--- begin Data provided ---

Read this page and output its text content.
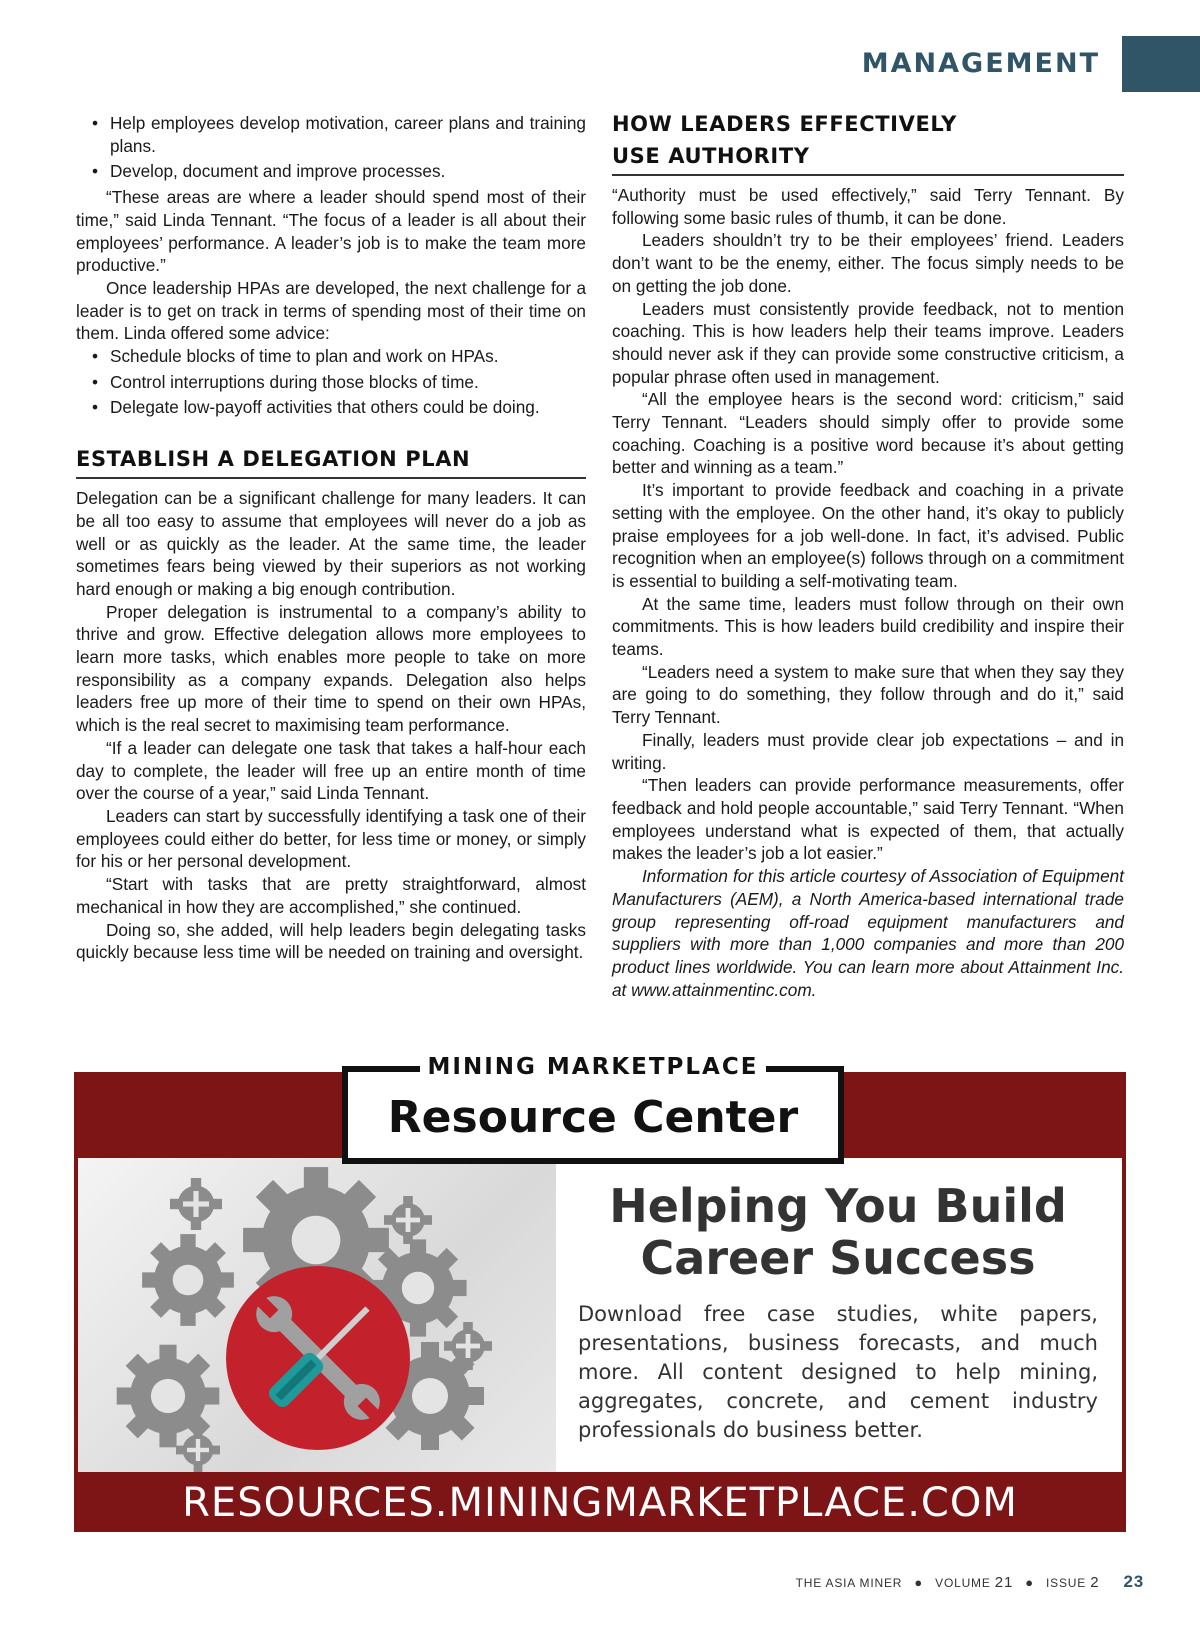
MANAGEMENT
• Help employees develop motivation, career plans and training plans.
• Develop, document and improve processes.

“These areas are where a leader should spend most of their time,” said Linda Tennant. “The focus of a leader is all about their employees’ performance. A leader’s job is to make the team more productive.”

Once leadership HPAs are developed, the next challenge for a leader is to get on track in terms of spending most of their time on them. Linda offered some advice:

• Schedule blocks of time to plan and work on HPAs.
• Control interruptions during those blocks of time.
• Delegate low-payoff activities that others could be doing.
ESTABLISH A DELEGATION PLAN

Delegation can be a significant challenge for many leaders. It can be all too easy to assume that employees will never do a job as well or as quickly as the leader. At the same time, the leader sometimes fears being viewed by their superiors as not working hard enough or making a big enough contribution.

Proper delegation is instrumental to a company’s ability to thrive and grow. Effective delegation allows more employees to learn more tasks, which enables more people to take on more responsibility as a company expands. Delegation also helps leaders free up more of their time to spend on their own HPAs, which is the real secret to maximising team performance.

“If a leader can delegate one task that takes a half-hour each day to complete, the leader will free up an entire month of time over the course of a year,” said Linda Tennant.

Leaders can start by successfully identifying a task one of their employees could either do better, for less time or money, or simply for his or her personal development.

“Start with tasks that are pretty straightforward, almost mechanical in how they are accomplished,” she continued.

Doing so, she added, will help leaders begin delegating tasks quickly because less time will be needed on training and oversight.

HOW LEADERS EFFECTIVELY
USE AUTHORITY

“Authority must be used effectively,” said Terry Tennant. By following some basic rules of thumb, it can be done.

Leaders shouldn’t try to be their employees’ friend. Leaders don’t want to be the enemy, either. The focus simply needs to be on getting the job done.

Leaders must consistently provide feedback, not to mention coaching. This is how leaders help their teams improve. Leaders should never ask if they can provide some constructive criticism, a popular phrase often used in management.

“All the employee hears is the second word: criticism,” said Terry Tennant. “Leaders should simply offer to provide some coaching. Coaching is a positive word because it’s about getting better and winning as a team.”

It’s important to provide feedback and coaching in a private setting with the employee. On the other hand, it’s okay to publicly praise employees for a job well-done. In fact, it’s advised. Public recognition when an employee(s) follows through on a commitment is essential to building a self-motivating team.

At the same time, leaders must follow through on their own commitments. This is how leaders build credibility and inspire their teams.

“Leaders need a system to make sure that when they say they are going to do something, they follow through and do it,” said Terry Tennant.

Finally, leaders must provide clear job expectations – and in writing.

“Then leaders can provide performance measurements, offer feedback and hold people accountable,” said Terry Tennant. “When employees understand what is expected of them, that actually makes the leader’s job a lot easier.”

Information for this article courtesy of Association of Equipment Manufacturers (AEM), a North America-based international trade group representing off-road equipment manufacturers and suppliers with more than 1,000 companies and more than 200 product lines worldwide. You can learn more about Attainment Inc. at www.attainmentinc.com.

Helping You Build
Career Success
Download free case studies, white papers, presentations, business forecasts, and much more. All content designed to help mining, aggregates, concrete, and cement industry professionals do business better.
MINING MARKETPLACE
Resource Center
RESOURCES.MININGMARKETPLACE.COM
THE ASIA MINER ● VOLUME 21 ● ISSUE 2 23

--- end Data provided ---

*Stated problem*. Lines holding the word "tasks" in the entries above are the ones to pull out. Copy them all.

*Task output*.
Proper delegation is instrumental to a company’s ability to thrive and grow. Effective delegation allows more employees to learn more tasks, which enables more people to take on more responsibility as a company expands. Delegation also helps leaders free up more of their time to spend on their own HPAs, which is the real secret to maximising team performance.
“Start with tasks that are pretty straightforward, almost mechanical in how they are accomplished,” she continued.
Doing so, she added, will help leaders begin delegating tasks quickly because less time will be needed on training and oversight.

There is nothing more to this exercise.